Data records
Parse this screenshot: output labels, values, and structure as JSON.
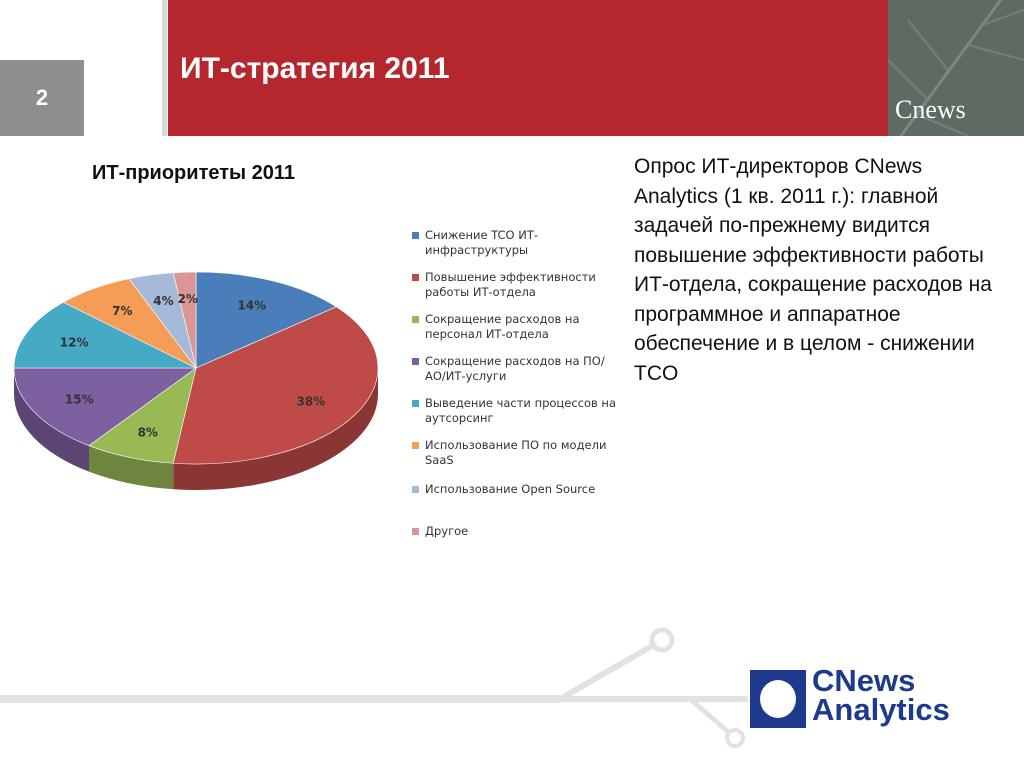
{
  "slide": {
    "number": "2",
    "title": "ИТ-стратегия 2011",
    "subtitle": "ИТ-приоритеты 2011",
    "description": "Опрос ИТ-директоров CNews Analytics (1 кв. 2011 г.): главной задачей по-прежнему видится повышение эффективности работы ИТ-отдела, сокращение расходов на программное и аппаратное обеспечение и в целом - снижении TCO",
    "header_logo": "Cnews",
    "brand_line1": "CNews",
    "brand_line2": "Analytics"
  },
  "chart_data": {
    "type": "pie",
    "title": "",
    "labels": [
      "Снижение TCO ИТ-инфраструктуры",
      "Повышение эффективности работы ИТ-отдела",
      "Сокращение расходов на персонал ИТ-отдела",
      "Сокращение расходов на ПО/АО/ИТ-услуги",
      "Выведение части процессов на аутсорсинг",
      "Использование ПО по модели SaaS",
      "Использование Open Source",
      "Другое"
    ],
    "values": [
      14,
      38,
      8,
      15,
      12,
      7,
      4,
      2
    ],
    "value_labels": [
      "14%",
      "38%",
      "8%",
      "15%",
      "12%",
      "7%",
      "4%",
      "2%"
    ],
    "colors": [
      "#4a7ebb",
      "#be4b48",
      "#98b954",
      "#7d60a0",
      "#46aac4",
      "#f59d56",
      "#a5b9d8",
      "#d99694"
    ],
    "legend_position": "right",
    "three_d": true
  }
}
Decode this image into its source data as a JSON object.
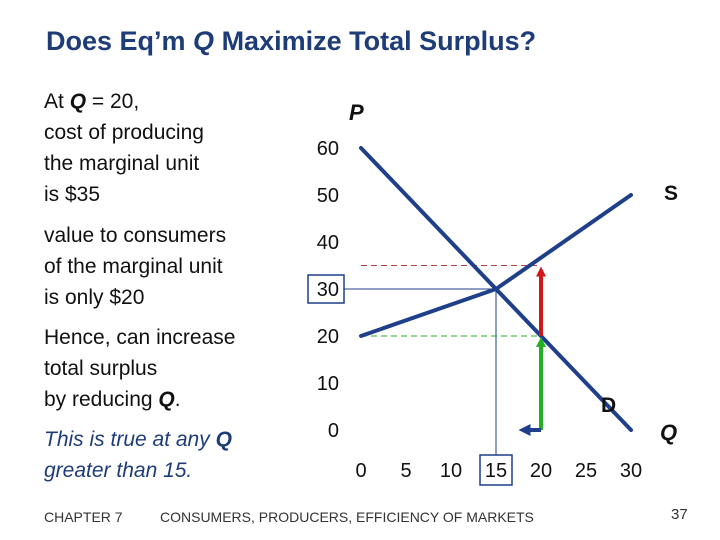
{
  "slide": {
    "title_pre": "Does Eq’m ",
    "title_q": "Q",
    "title_post": "  Maximize Total Surplus?",
    "para1": {
      "pre": "At ",
      "bold": "Q",
      "post": " = 20,\ncost of producing\nthe marginal unit\nis $35"
    },
    "para2": "value to consumers\nof the marginal unit\nis only $20",
    "para3": {
      "pre": "Hence, can increase\ntotal surplus\nby reducing ",
      "bold": "Q",
      "post": "."
    },
    "para4": {
      "pre": "This is true at any ",
      "bold": "Q",
      "post": "\ngreater than 15."
    },
    "footer_left": "CHAPTER 7",
    "footer_mid": "CONSUMERS, PRODUCERS, EFFICIENCY OF MARKETS",
    "page_number": "37"
  },
  "chart_data": {
    "type": "line",
    "x_axis_label": "Q",
    "y_axis_label": "P",
    "x_ticks": [
      "0",
      "5",
      "10",
      "15",
      "20",
      "25",
      "30"
    ],
    "y_ticks": [
      "0",
      "10",
      "20",
      "30",
      "40",
      "50",
      "60"
    ],
    "xlim": [
      0,
      30
    ],
    "ylim": [
      0,
      60
    ],
    "highlighted_x_tick": "15",
    "highlighted_y_tick": "30",
    "series": [
      {
        "name": "D",
        "x": [
          0,
          15,
          30
        ],
        "y": [
          60,
          30,
          0
        ],
        "color": "#1f3f8a"
      },
      {
        "name": "S",
        "x": [
          0,
          15,
          30
        ],
        "y": [
          20,
          30,
          50
        ],
        "color": "#1f3f8a"
      }
    ],
    "equilibrium": {
      "q": 15,
      "p": 30
    },
    "marginal_unit": {
      "q": 20,
      "cost": 35,
      "value": 20
    },
    "arrows": [
      {
        "color": "#d01818",
        "x": 20,
        "from": 20,
        "to": 35
      },
      {
        "color": "#22b022",
        "x": 20,
        "from": 0,
        "to": 20
      },
      {
        "color": "#1f3f8a",
        "y": 0,
        "from": 20,
        "to": 17.5
      }
    ],
    "dashed_lines": [
      {
        "color": "#b04040",
        "y": 35
      },
      {
        "color": "#22b022",
        "y": 20
      }
    ]
  }
}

→ WHAT THIS TASK INVOLVES
From the data above, pick out each line containing "Использование" and copy it.

→ IN RESPONSE
      "Использование ПО по модели SaaS",
      "Использование Open Source",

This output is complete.